====== EXCERPTED DATA ======

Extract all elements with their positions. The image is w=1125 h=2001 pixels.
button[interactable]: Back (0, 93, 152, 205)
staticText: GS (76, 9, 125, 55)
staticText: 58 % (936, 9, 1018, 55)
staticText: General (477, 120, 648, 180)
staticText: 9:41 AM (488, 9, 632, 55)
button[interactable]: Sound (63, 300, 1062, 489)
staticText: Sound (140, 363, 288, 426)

======

= SET PROBLEM =
Format every line of the rows above as a JSON list of strings, one string per line, with blank lines omitted.

= REPLY TO THE EXERCISE =
[
  "Extract all elements with their positions. The image is w=1125 h=2001 pixels.",
  "button[interactable]: Back (0, 93, 152, 205)",
  "staticText: GS (76, 9, 125, 55)",
  "staticText: 58 % (936, 9, 1018, 55)",
  "staticText: General (477, 120, 648, 180)",
  "staticText: 9:41 AM (488, 9, 632, 55)",
  "button[interactable]: Sound (63, 300, 1062, 489)",
  "staticText: Sound (140, 363, 288, 426)"
]